* **EXERCISE**: Which lines hold the word "crystal"? Show each of them.
-*-
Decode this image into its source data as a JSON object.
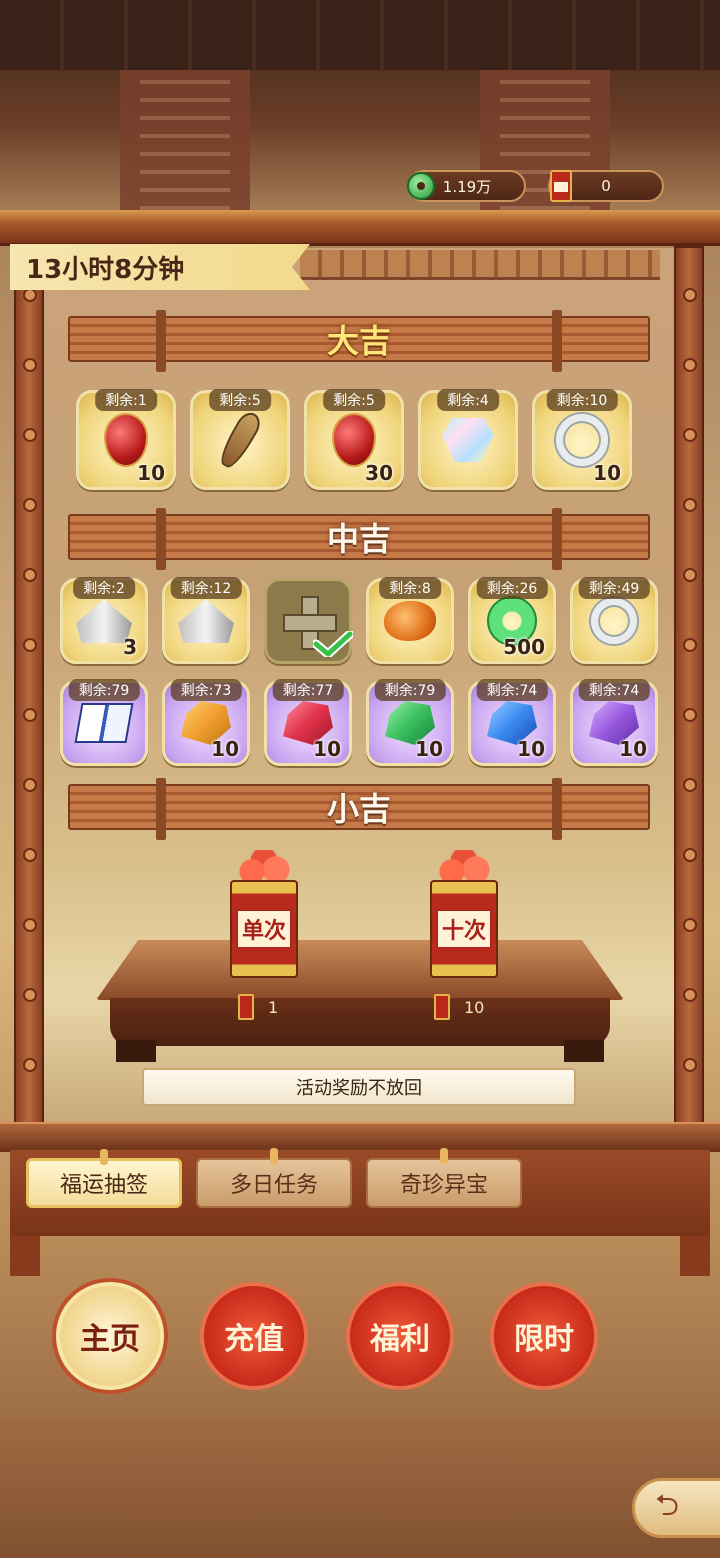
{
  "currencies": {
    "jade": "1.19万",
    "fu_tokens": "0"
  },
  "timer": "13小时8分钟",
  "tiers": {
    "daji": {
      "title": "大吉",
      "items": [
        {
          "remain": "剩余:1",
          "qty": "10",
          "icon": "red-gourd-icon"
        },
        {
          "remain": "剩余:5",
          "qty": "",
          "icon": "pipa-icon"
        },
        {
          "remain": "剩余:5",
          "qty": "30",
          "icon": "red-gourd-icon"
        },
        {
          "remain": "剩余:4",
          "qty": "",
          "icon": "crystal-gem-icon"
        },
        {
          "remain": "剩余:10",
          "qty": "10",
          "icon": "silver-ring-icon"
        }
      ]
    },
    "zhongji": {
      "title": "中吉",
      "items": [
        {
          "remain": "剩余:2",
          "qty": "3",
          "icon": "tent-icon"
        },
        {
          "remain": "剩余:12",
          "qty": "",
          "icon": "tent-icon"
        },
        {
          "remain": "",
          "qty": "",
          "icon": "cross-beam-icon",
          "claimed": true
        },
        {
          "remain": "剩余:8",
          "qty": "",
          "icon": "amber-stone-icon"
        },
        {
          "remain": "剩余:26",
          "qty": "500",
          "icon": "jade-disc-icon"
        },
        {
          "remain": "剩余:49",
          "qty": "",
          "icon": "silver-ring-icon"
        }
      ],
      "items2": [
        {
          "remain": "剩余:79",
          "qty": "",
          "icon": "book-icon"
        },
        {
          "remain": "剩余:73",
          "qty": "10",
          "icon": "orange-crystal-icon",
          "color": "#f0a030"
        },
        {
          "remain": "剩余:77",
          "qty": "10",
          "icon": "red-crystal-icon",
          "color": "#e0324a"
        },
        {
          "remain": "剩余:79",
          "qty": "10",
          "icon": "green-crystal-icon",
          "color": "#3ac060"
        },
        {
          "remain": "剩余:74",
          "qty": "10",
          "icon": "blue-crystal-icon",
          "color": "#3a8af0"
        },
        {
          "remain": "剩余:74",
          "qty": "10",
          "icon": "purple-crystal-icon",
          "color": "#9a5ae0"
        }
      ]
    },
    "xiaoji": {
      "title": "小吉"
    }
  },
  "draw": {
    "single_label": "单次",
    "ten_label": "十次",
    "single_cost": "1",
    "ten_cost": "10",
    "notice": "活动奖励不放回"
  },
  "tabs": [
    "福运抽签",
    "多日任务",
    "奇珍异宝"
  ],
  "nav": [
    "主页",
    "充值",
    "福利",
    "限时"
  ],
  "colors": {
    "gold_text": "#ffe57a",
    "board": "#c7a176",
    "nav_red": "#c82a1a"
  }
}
-*-
* **SOLUTION FOR THIS TASK**:
          "icon": "crystal-gem-icon"
          "icon": "orange-crystal-icon",
          "icon": "red-crystal-icon",
          "icon": "green-crystal-icon",
          "icon": "blue-crystal-icon",
          "icon": "purple-crystal-icon",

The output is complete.